## [REQUEST]
Give every line from the entries that contains "name".

□ □ □ □

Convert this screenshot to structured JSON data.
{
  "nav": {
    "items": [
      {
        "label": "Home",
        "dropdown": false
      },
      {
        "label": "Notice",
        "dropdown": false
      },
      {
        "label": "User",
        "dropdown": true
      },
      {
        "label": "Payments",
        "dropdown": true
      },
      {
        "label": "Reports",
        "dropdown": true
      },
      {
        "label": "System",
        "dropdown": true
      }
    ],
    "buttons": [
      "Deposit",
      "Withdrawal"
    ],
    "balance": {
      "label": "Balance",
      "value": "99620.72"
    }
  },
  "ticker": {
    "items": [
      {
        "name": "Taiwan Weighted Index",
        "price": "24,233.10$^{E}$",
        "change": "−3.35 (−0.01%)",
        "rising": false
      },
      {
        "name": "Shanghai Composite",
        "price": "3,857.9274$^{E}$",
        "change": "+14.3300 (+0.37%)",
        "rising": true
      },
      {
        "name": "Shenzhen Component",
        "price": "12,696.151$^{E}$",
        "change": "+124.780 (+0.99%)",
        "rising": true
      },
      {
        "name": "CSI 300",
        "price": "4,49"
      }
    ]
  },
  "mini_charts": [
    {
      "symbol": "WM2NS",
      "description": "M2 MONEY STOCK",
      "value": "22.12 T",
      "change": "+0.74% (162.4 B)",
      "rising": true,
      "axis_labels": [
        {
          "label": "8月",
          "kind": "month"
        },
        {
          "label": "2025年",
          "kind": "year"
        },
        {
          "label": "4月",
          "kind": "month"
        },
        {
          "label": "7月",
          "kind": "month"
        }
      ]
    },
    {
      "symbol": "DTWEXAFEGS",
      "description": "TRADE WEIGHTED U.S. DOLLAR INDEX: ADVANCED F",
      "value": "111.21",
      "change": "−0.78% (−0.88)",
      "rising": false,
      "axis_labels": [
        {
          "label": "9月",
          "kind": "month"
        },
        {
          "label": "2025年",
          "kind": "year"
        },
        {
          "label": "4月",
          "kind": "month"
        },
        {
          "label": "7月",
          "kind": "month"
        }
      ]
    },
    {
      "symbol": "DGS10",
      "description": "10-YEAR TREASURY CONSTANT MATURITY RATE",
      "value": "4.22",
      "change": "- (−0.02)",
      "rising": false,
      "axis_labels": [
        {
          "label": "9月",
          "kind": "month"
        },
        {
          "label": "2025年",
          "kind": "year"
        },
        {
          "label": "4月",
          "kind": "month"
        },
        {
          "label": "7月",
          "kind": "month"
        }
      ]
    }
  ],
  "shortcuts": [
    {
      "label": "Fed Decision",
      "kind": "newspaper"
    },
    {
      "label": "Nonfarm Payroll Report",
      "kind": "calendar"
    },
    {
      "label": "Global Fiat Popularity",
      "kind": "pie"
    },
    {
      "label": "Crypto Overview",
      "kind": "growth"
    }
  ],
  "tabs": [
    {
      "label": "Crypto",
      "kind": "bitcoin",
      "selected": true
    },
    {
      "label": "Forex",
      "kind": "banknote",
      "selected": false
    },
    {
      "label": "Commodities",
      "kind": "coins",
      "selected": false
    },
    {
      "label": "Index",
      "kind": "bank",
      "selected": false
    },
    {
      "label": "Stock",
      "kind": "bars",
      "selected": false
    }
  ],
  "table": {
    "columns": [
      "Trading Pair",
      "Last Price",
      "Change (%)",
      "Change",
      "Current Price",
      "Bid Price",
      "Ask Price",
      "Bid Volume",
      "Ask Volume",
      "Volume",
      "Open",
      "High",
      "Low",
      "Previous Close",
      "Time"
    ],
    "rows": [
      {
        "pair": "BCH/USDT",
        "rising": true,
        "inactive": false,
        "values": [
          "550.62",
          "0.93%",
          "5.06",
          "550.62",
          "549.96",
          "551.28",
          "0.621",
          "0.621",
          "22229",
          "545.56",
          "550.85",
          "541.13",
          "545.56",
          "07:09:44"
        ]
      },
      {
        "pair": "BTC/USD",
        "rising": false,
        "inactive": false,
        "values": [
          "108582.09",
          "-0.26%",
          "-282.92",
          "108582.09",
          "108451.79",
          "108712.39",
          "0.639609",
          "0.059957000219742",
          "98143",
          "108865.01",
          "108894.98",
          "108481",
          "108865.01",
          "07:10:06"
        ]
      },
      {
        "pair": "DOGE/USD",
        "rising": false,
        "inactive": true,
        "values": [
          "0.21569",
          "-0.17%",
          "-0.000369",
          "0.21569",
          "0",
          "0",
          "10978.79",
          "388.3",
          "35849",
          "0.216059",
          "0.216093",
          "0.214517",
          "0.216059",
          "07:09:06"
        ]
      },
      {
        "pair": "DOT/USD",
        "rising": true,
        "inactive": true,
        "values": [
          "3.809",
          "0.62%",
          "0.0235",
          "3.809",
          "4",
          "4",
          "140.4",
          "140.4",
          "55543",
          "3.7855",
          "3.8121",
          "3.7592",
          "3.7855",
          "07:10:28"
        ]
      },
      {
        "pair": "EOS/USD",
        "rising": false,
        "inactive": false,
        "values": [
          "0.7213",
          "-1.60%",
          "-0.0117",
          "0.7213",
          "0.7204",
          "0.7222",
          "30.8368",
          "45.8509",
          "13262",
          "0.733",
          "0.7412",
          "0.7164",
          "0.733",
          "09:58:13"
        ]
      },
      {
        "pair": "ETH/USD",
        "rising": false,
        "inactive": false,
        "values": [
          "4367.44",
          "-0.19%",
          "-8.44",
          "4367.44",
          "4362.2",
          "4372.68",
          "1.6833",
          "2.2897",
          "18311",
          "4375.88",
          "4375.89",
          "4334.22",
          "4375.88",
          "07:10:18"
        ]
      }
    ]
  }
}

□ □ □ □

## [SOLVED EXERCISE]
        "name": "Taiwan Weighted Index",
        "name": "Shanghai Composite",
        "name": "Shenzhen Component",
        "name": "CSI 300",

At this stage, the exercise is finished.